## Task
Select and reproduce each line of the listing below that bears the string "电流表示数变大".

================================

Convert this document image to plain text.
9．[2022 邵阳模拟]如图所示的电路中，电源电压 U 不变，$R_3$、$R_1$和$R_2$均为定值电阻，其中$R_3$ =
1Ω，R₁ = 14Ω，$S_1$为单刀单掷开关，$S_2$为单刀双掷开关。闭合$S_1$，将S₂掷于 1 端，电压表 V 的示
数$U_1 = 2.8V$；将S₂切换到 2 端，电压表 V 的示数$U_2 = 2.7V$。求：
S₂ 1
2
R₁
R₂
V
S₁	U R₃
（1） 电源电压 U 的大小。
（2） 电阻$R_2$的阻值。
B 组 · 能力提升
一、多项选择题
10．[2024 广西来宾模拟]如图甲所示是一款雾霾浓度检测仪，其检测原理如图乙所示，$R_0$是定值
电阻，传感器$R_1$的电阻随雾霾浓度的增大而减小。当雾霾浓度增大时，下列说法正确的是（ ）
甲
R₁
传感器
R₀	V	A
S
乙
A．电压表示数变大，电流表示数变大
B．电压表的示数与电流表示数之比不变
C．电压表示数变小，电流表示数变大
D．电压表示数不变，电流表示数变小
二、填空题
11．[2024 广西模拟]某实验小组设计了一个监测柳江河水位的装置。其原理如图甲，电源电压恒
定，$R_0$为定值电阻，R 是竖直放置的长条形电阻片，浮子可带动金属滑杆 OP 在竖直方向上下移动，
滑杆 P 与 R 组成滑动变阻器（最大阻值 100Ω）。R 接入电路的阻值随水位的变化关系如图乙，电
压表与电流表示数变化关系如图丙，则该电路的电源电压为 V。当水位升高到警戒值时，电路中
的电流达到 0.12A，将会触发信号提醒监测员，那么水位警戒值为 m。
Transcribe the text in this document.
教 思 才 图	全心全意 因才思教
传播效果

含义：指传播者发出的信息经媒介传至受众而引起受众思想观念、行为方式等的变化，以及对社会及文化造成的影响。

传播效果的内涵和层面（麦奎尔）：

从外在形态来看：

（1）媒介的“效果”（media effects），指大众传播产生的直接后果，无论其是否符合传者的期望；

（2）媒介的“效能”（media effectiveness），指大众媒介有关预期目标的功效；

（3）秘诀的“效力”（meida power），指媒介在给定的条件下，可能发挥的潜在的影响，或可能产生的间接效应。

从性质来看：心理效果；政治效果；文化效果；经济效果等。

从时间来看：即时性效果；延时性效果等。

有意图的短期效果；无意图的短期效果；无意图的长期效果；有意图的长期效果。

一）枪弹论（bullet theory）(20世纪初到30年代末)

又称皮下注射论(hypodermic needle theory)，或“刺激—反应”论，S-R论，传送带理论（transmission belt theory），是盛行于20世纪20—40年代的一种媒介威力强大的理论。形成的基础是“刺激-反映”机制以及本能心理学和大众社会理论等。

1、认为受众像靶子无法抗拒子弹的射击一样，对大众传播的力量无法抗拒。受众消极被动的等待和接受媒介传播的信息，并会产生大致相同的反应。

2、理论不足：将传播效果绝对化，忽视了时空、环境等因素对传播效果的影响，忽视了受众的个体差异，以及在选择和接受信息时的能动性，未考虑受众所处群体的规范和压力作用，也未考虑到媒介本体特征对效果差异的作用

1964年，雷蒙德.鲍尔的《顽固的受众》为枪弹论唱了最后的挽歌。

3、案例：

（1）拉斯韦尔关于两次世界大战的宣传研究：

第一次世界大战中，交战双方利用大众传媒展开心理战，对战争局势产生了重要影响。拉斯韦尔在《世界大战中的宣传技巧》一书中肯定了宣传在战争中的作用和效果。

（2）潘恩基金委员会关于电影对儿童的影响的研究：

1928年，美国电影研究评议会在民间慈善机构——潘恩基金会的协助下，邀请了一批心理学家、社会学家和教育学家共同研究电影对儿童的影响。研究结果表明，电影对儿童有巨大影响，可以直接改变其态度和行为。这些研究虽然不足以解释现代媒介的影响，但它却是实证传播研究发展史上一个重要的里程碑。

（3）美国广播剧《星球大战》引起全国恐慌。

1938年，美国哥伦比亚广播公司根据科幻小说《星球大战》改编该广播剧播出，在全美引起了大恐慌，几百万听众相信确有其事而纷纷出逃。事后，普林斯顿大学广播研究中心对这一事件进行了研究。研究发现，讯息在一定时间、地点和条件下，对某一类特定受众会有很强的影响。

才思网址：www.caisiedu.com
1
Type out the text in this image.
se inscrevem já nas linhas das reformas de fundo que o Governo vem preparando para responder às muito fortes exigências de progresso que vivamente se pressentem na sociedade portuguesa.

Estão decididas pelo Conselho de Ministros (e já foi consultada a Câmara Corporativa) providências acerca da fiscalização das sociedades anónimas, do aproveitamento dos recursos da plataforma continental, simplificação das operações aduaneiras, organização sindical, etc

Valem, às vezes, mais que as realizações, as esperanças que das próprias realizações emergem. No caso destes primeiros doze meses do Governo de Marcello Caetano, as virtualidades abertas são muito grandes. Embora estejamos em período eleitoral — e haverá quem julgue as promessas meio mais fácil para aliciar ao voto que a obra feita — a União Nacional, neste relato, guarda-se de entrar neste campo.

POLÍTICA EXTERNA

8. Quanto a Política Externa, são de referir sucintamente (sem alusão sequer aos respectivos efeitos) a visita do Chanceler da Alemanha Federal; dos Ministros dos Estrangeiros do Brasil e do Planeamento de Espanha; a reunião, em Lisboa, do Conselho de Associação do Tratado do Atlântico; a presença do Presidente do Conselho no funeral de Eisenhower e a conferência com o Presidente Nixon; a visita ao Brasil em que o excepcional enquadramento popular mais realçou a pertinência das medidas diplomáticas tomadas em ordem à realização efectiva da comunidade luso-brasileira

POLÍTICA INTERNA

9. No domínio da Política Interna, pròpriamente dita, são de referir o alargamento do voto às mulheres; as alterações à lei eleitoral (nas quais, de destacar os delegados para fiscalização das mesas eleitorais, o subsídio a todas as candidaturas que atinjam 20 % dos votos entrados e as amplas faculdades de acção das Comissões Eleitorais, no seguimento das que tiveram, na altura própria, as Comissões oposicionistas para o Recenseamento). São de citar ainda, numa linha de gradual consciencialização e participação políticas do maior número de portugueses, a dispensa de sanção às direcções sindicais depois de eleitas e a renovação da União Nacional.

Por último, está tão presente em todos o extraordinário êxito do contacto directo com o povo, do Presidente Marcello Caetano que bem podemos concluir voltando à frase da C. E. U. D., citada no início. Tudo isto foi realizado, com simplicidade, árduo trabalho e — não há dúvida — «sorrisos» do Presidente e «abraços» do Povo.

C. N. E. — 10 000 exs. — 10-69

================================

## Solution for this task
A．电压表示数变大，电流表示数变大
C．电压表示数变小，电流表示数变大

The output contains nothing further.